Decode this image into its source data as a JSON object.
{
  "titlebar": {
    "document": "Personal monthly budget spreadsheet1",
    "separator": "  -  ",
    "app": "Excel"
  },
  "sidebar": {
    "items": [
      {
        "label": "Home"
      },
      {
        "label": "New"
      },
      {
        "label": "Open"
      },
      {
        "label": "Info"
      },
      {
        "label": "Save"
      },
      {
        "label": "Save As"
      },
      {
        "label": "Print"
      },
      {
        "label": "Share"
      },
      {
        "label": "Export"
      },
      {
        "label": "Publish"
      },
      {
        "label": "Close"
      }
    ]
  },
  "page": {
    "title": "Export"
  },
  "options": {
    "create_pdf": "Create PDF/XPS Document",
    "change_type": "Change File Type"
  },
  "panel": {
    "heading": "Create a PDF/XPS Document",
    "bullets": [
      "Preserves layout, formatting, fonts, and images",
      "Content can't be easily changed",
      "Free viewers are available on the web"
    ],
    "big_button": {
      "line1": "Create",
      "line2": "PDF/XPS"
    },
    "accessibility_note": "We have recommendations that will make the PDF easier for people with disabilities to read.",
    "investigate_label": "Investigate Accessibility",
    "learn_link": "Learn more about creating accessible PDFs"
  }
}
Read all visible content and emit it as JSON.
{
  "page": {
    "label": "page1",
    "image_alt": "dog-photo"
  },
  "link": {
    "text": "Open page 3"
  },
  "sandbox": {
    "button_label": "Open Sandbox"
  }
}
..........
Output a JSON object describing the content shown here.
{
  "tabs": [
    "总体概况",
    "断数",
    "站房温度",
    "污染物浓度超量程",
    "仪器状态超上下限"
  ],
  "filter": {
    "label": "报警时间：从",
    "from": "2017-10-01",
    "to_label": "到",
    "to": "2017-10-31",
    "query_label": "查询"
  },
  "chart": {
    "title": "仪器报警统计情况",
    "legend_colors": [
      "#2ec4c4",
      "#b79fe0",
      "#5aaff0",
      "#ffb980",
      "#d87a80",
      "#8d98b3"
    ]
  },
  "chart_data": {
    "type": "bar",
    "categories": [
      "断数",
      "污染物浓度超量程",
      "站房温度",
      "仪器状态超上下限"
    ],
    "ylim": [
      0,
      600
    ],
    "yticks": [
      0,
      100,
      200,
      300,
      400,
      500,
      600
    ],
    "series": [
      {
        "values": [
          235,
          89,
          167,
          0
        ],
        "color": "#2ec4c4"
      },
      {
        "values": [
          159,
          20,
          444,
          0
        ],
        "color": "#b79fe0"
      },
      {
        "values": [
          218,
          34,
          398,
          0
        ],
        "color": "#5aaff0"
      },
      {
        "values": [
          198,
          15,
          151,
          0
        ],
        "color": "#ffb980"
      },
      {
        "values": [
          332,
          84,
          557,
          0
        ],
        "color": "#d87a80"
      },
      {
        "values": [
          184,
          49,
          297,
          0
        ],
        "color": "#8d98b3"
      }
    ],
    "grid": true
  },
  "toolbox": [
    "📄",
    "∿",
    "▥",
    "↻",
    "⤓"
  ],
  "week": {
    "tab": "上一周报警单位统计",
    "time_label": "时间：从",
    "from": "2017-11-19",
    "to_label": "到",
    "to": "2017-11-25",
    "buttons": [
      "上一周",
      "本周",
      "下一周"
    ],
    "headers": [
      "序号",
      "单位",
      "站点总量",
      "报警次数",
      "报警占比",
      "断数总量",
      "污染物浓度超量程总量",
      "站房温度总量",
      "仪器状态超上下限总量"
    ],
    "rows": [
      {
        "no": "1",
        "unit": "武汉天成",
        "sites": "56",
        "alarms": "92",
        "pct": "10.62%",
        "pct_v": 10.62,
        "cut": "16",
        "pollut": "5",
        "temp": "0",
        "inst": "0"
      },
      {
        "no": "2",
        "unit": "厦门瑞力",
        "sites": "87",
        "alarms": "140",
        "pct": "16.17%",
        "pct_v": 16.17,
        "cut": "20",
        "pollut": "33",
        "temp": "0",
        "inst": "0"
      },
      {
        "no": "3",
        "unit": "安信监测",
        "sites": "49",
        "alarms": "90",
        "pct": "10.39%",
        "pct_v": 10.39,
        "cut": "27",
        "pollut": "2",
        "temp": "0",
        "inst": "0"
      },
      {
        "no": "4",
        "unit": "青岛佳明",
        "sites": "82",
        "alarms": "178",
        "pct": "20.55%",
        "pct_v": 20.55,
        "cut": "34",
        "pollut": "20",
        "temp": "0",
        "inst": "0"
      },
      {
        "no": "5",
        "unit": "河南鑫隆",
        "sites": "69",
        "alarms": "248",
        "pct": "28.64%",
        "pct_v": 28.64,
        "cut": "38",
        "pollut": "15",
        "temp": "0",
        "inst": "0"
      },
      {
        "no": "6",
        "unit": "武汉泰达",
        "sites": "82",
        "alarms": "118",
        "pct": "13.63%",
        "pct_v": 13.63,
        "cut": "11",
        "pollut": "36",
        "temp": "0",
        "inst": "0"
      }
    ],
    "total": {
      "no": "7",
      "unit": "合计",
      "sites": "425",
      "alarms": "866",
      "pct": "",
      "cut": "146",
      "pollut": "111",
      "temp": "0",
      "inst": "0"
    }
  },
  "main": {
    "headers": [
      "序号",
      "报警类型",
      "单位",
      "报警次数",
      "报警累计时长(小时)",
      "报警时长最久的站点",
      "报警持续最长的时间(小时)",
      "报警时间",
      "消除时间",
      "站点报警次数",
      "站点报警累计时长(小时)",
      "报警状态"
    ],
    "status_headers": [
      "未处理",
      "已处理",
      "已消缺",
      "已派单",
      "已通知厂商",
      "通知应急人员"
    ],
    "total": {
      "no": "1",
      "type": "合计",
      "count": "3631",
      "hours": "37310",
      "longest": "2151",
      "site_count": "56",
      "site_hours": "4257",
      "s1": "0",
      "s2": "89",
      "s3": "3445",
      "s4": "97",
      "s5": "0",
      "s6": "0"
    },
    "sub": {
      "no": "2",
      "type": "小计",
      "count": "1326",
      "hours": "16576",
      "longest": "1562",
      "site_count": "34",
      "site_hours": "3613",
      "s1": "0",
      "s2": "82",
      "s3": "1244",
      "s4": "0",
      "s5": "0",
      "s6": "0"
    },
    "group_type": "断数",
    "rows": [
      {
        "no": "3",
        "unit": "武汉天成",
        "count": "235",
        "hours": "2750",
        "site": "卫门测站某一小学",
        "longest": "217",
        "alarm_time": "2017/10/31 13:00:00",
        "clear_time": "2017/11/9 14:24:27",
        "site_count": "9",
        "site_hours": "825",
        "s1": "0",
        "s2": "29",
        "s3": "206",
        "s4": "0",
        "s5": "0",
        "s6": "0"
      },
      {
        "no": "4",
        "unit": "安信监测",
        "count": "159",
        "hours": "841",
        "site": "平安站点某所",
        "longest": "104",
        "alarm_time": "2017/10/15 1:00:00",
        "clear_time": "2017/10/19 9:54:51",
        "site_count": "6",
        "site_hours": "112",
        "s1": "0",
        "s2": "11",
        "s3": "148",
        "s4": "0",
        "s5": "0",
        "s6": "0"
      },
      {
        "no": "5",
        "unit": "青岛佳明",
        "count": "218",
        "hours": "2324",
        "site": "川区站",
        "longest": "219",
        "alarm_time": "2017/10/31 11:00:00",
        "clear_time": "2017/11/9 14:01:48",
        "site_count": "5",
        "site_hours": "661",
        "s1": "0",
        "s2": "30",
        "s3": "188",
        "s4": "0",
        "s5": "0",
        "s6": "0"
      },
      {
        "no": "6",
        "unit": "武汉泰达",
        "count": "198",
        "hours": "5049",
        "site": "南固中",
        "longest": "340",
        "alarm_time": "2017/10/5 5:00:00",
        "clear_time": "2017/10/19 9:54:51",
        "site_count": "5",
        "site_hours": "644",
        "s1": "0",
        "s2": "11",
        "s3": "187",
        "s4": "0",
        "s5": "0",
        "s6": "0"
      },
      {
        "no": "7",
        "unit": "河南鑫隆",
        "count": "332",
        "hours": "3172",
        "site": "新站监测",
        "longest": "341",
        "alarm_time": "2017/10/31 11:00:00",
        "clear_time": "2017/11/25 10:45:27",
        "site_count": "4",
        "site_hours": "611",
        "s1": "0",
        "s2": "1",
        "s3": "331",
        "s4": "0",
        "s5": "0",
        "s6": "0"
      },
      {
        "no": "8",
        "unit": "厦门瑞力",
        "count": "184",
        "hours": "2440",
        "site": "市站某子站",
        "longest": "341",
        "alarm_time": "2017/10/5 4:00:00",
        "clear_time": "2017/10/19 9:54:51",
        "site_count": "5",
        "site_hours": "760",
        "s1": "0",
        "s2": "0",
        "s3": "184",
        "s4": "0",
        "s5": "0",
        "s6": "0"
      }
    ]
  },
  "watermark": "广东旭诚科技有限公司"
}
..........
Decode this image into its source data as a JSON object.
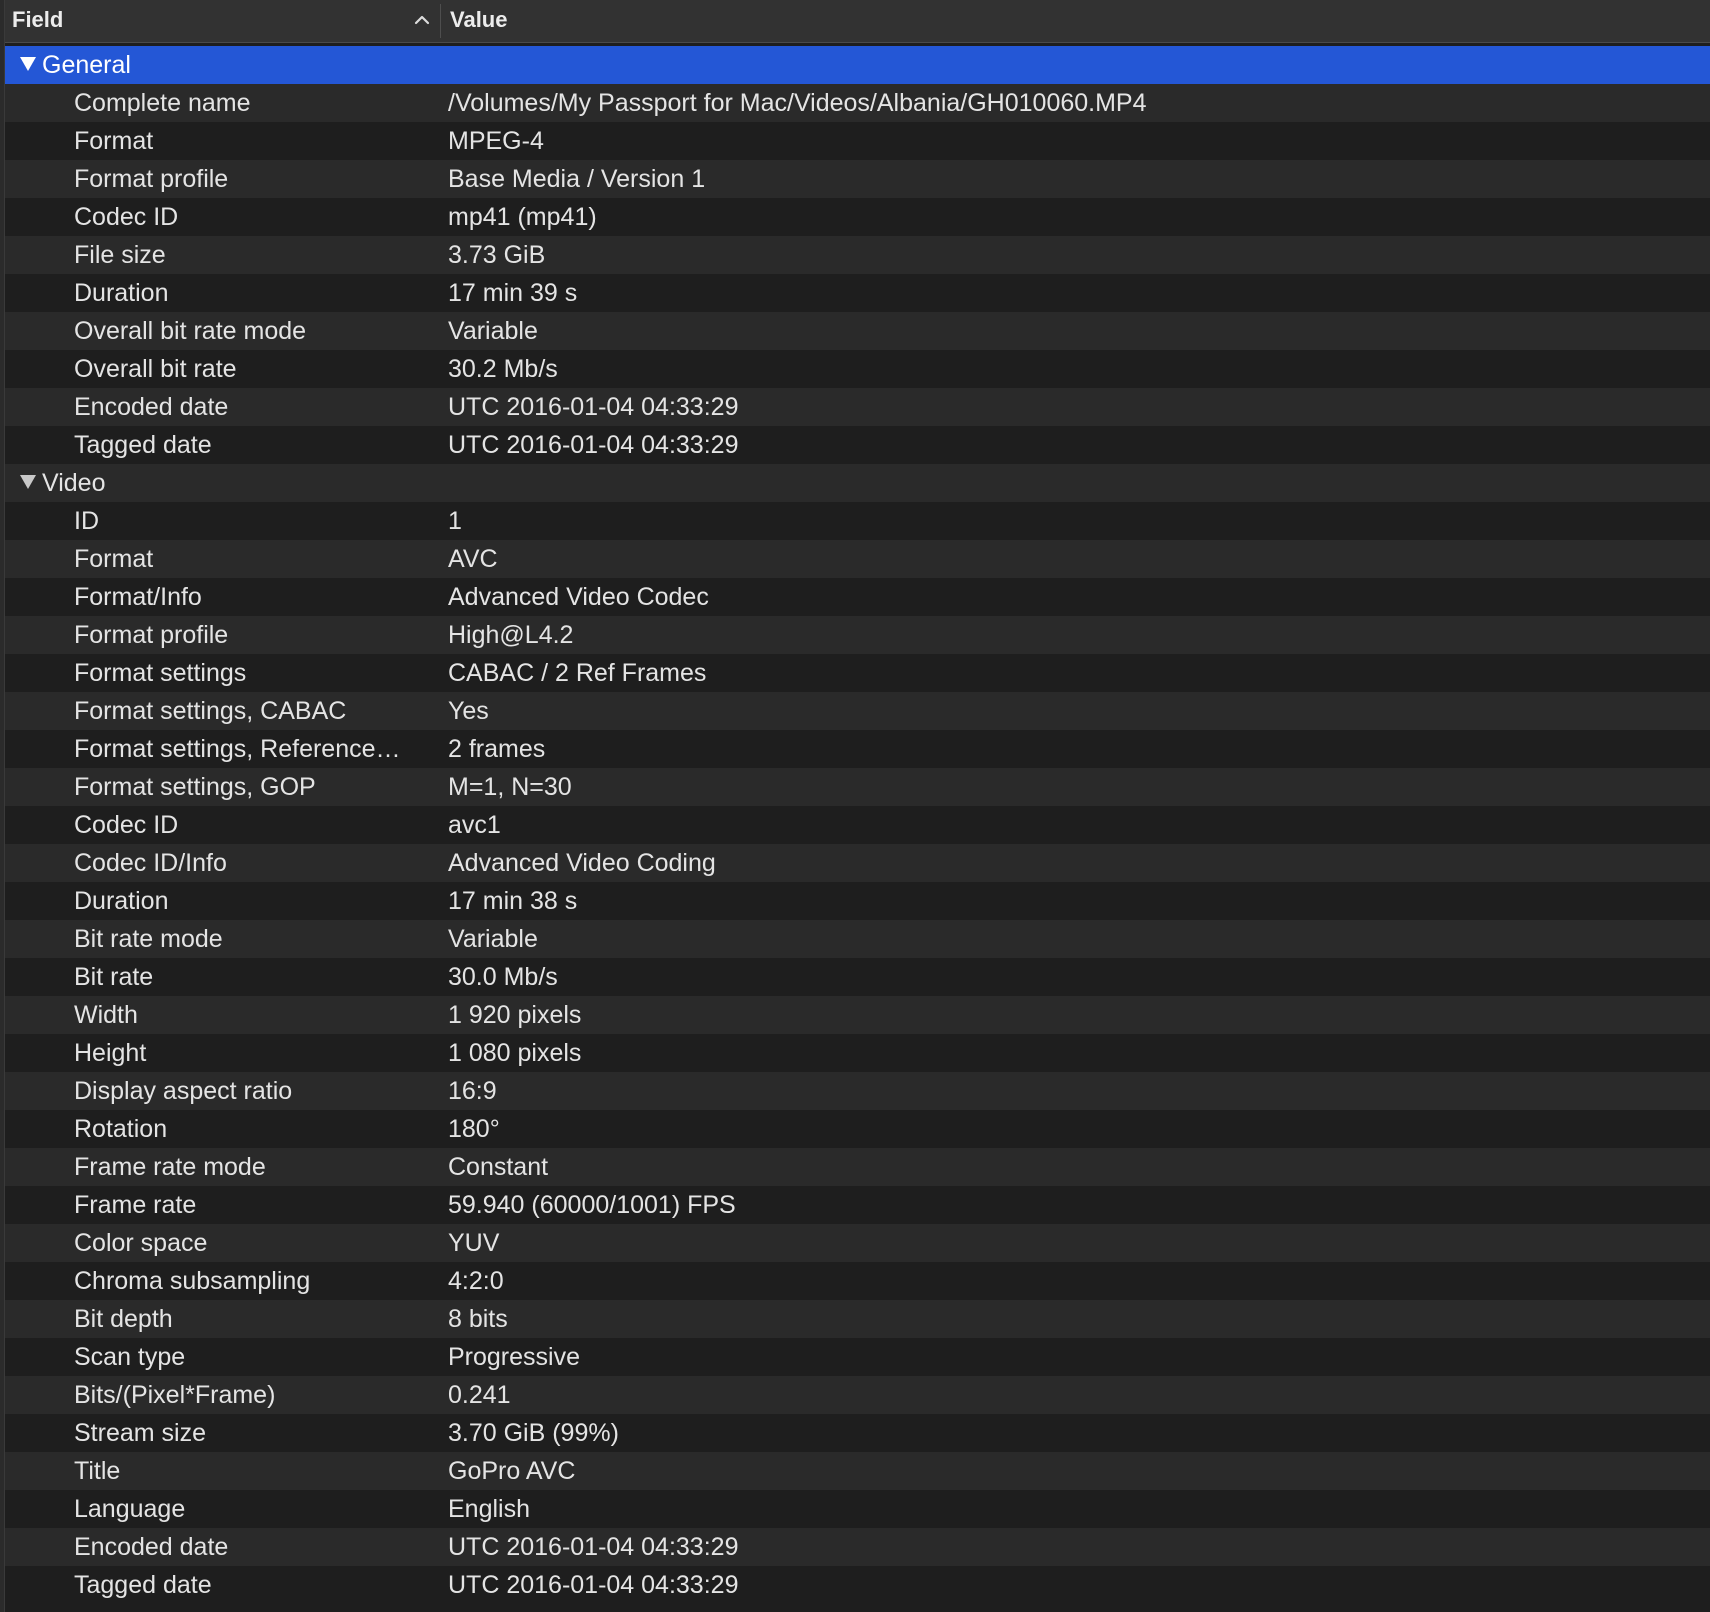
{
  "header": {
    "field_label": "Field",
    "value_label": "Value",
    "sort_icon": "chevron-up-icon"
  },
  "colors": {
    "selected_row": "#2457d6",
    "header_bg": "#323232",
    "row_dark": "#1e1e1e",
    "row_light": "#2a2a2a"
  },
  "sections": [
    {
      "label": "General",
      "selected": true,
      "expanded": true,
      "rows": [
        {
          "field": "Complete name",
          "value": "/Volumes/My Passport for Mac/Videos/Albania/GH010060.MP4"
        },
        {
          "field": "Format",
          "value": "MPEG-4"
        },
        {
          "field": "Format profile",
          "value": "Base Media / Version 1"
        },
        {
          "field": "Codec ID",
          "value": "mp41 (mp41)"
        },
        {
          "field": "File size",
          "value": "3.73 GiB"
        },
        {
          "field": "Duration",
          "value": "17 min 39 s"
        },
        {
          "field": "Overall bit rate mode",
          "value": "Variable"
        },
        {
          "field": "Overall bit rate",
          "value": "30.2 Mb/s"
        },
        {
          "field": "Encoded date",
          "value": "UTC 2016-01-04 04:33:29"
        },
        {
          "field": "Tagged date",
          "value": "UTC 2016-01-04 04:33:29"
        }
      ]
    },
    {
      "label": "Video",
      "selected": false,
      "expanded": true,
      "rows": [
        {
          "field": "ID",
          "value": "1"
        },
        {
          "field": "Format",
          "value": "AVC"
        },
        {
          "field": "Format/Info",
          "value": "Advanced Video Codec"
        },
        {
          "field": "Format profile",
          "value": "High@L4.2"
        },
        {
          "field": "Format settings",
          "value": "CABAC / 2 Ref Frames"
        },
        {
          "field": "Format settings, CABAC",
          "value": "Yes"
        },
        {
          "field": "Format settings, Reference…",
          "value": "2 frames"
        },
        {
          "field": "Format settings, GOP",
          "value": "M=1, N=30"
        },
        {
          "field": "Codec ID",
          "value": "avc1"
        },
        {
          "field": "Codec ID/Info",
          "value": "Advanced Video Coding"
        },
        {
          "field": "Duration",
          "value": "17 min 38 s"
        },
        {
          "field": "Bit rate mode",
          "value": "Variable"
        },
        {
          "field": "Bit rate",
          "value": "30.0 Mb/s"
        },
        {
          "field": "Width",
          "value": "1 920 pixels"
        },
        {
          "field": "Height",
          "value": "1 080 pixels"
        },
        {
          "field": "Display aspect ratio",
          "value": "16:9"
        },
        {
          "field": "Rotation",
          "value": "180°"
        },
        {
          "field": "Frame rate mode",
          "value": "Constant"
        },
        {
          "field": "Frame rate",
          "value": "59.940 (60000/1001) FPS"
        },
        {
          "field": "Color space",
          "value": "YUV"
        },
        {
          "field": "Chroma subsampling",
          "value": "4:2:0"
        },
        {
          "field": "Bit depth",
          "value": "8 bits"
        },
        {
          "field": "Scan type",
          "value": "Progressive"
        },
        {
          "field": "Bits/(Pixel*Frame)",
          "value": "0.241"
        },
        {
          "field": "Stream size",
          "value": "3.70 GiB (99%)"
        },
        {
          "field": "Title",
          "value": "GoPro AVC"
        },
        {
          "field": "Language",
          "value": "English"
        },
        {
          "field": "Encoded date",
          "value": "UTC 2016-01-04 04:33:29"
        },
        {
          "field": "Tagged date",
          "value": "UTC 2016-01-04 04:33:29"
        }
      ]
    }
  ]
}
..........
- [What is required]
Copy down every line of the entries containing the word "Info".

- [Response to the exercise]
        "label": "Info"
          "field": "Format/Info",
          "field": "Codec ID/Info",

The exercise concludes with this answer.